-- Records for the task start --

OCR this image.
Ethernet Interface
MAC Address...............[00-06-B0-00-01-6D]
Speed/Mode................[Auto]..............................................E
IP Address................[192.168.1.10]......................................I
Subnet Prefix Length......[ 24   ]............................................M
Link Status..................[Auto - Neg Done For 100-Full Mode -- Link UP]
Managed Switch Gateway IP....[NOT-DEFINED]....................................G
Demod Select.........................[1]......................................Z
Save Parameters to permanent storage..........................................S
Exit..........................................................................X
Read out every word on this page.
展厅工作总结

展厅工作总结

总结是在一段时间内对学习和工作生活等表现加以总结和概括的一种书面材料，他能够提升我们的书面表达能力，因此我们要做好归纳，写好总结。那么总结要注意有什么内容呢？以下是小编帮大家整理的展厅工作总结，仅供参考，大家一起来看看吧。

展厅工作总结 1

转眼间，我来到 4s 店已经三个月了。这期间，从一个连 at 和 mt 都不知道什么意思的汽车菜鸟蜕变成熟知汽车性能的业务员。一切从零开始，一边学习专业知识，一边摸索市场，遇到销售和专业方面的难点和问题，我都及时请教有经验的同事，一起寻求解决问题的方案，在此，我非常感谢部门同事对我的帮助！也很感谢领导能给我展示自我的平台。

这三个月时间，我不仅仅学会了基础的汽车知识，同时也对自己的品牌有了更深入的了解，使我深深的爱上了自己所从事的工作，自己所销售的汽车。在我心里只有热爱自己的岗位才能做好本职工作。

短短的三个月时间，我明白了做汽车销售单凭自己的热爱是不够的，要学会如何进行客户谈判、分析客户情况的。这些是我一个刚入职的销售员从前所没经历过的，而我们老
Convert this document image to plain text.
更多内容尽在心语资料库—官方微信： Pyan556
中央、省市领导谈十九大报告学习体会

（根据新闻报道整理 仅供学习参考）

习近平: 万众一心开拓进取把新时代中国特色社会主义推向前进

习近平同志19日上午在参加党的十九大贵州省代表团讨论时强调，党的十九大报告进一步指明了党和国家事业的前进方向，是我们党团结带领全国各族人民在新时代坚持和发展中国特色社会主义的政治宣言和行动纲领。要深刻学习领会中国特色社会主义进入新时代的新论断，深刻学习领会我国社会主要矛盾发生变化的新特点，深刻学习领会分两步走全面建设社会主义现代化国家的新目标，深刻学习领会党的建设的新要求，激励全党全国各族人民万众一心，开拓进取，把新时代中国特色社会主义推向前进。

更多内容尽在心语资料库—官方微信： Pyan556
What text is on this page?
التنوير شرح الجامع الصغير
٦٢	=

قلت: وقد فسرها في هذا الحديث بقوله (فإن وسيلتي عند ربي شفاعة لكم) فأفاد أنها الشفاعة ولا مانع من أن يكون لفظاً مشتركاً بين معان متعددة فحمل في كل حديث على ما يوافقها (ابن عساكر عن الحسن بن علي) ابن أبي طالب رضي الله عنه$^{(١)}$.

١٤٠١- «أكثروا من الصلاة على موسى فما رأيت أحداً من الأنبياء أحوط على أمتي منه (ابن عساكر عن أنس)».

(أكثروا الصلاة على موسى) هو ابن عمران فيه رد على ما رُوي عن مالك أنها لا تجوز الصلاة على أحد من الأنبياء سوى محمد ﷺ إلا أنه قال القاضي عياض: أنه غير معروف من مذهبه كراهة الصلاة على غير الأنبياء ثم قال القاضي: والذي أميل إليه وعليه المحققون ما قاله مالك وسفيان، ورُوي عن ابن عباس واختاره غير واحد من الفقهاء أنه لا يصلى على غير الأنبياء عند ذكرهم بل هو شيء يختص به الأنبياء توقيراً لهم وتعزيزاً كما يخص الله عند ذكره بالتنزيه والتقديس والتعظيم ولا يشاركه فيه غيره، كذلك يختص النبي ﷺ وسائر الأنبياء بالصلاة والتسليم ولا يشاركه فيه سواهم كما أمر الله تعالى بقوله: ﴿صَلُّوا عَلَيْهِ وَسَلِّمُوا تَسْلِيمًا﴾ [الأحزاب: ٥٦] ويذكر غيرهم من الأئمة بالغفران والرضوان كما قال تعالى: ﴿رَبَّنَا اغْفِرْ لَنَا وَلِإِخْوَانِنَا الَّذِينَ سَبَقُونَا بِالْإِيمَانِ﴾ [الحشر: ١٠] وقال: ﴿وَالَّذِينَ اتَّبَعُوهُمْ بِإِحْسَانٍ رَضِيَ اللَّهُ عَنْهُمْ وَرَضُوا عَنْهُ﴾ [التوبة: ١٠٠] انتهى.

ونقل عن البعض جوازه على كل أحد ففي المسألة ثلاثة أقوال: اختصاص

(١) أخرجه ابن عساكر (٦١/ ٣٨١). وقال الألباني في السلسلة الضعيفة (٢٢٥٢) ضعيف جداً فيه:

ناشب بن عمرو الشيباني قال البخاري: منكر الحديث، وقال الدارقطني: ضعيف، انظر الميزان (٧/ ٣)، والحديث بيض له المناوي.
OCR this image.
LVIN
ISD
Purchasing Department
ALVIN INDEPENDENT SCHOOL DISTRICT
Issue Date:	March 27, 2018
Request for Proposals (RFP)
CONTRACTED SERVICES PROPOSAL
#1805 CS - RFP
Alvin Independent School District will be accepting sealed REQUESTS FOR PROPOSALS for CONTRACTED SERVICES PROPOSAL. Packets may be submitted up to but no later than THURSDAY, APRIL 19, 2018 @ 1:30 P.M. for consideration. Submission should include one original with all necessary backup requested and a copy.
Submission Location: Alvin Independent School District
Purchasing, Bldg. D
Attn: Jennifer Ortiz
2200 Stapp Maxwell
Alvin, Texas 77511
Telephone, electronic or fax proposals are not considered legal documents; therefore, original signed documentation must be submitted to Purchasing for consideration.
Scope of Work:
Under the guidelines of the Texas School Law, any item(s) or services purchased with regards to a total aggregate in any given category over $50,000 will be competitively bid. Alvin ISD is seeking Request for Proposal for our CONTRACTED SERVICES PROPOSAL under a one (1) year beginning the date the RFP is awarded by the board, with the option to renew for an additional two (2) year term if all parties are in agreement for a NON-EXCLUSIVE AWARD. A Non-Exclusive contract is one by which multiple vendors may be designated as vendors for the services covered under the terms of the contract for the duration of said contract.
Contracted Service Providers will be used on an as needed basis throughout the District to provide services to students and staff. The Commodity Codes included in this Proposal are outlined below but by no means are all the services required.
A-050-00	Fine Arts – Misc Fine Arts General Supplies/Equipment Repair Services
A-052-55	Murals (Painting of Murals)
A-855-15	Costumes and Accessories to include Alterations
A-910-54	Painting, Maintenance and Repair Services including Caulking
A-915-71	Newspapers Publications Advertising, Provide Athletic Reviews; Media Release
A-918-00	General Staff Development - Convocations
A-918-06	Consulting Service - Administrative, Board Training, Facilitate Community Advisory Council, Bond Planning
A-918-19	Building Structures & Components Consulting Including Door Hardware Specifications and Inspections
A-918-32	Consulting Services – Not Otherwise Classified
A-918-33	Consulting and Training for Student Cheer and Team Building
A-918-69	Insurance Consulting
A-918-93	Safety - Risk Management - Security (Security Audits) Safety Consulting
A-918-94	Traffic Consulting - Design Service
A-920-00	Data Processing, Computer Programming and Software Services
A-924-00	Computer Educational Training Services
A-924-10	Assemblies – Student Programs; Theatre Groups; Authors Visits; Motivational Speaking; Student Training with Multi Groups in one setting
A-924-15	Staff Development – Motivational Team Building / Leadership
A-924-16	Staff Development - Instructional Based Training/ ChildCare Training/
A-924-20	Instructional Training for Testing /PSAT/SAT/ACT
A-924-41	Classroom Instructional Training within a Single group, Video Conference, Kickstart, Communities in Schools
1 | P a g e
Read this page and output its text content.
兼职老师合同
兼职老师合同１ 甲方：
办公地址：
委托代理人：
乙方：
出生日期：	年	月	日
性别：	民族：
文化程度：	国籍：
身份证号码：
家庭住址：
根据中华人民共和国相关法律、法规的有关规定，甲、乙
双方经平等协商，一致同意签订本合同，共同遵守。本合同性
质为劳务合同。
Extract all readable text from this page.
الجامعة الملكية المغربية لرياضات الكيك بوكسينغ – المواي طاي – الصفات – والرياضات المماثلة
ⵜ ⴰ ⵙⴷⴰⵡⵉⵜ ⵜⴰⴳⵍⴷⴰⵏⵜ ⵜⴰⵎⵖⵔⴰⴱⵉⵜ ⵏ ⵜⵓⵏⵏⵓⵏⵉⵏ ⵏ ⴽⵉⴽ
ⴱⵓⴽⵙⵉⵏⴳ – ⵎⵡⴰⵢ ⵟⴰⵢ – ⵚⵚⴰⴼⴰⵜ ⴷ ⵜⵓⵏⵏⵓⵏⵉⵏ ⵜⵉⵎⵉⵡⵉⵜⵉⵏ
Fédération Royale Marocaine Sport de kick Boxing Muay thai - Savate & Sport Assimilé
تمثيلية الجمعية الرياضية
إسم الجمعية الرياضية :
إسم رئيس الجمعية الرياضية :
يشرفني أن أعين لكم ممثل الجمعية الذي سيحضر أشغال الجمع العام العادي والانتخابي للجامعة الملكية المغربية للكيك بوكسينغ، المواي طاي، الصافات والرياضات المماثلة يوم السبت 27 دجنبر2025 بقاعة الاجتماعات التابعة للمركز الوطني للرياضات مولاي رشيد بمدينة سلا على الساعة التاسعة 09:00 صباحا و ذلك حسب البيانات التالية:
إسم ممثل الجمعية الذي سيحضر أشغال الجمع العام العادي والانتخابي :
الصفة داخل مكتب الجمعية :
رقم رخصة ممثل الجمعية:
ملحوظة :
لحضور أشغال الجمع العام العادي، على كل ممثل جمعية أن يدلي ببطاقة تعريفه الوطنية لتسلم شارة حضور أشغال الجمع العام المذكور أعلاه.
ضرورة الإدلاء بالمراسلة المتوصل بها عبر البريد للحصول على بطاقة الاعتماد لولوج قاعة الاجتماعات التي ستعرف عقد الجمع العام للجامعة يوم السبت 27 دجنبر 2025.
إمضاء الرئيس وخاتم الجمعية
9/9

-- Records for the task end --

Set problem> Copy each line containing the word "للجامعة" from the data.

Finished task>
يشرفني أن أعين لكم ممثل الجمعية الذي سيحضر أشغال الجمع العام العادي والانتخابي للجامعة الملكية المغربية للكيك بوكسينغ، المواي طاي، الصافات والرياضات المماثلة يوم السبت 27 دجنبر2025 بقاعة الاجتماعات التابعة للمركز الوطني للرياضات مولاي رشيد بمدينة سلا على الساعة التاسعة 09:00 صباحا و ذلك حسب البيانات التالية:
ضرورة الإدلاء بالمراسلة المتوصل بها عبر البريد للحصول على بطاقة الاعتماد لولوج قاعة الاجتماعات التي ستعرف عقد الجمع العام للجامعة يوم السبت 27 دجنبر 2025.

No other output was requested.